**Stored data**
————
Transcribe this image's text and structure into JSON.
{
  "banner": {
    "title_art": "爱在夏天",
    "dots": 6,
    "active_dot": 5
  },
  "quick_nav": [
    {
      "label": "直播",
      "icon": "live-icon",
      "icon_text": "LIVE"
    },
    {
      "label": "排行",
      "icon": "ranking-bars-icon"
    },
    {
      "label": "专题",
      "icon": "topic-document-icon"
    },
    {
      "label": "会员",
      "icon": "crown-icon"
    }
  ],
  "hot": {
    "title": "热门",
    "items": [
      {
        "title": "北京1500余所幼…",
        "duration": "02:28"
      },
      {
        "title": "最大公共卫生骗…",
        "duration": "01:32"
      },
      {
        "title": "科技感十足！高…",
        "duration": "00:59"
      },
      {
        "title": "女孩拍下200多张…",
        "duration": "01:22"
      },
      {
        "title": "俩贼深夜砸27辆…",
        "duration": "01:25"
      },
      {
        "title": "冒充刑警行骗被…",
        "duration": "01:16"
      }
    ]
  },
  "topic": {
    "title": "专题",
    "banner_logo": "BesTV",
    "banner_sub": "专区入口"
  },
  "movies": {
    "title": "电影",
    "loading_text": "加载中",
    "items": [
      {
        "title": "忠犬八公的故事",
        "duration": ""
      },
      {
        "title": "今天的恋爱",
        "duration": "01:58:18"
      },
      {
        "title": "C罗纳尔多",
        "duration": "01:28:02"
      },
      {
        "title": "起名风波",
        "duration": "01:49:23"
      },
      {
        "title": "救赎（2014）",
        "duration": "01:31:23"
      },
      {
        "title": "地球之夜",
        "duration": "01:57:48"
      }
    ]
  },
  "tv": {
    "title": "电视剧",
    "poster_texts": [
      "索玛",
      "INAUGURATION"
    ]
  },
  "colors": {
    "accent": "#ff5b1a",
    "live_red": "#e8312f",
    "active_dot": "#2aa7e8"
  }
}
————
**Challenge**
Copy out each record, keeping every word as it is.

**Solution to this exercise**
Transcribe this image's text and structure into JSON.
{
  "banner": {
    "title_art": "爱在夏天",
    "dots": 6,
    "active_dot": 5
  },
  "quick_nav": [
    {
      "label": "直播",
      "icon": "live-icon",
      "icon_text": "LIVE"
    },
    {
      "label": "排行",
      "icon": "ranking-bars-icon"
    },
    {
      "label": "专题",
      "icon": "topic-document-icon"
    },
    {
      "label": "会员",
      "icon": "crown-icon"
    }
  ],
  "hot": {
    "title": "热门",
    "items": [
      {
        "title": "北京1500余所幼…",
        "duration": "02:28"
      },
      {
        "title": "最大公共卫生骗…",
        "duration": "01:32"
      },
      {
        "title": "科技感十足！高…",
        "duration": "00:59"
      },
      {
        "title": "女孩拍下200多张…",
        "duration": "01:22"
      },
      {
        "title": "俩贼深夜砸27辆…",
        "duration": "01:25"
      },
      {
        "title": "冒充刑警行骗被…",
        "duration": "01:16"
      }
    ]
  },
  "topic": {
    "title": "专题",
    "banner_logo": "BesTV",
    "banner_sub": "专区入口"
  },
  "movies": {
    "title": "电影",
    "loading_text": "加载中",
    "items": [
      {
        "title": "忠犬八公的故事",
        "duration": ""
      },
      {
        "title": "今天的恋爱",
        "duration": "01:58:18"
      },
      {
        "title": "C罗纳尔多",
        "duration": "01:28:02"
      },
      {
        "title": "起名风波",
        "duration": "01:49:23"
      },
      {
        "title": "救赎（2014）",
        "duration": "01:31:23"
      },
      {
        "title": "地球之夜",
        "duration": "01:57:48"
      }
    ]
  },
  "tv": {
    "title": "电视剧",
    "poster_texts": [
      "索玛",
      "INAUGURATION"
    ]
  },
  "colors": {
    "accent": "#ff5b1a",
    "live_red": "#e8312f",
    "active_dot": "#2aa7e8"
  }
}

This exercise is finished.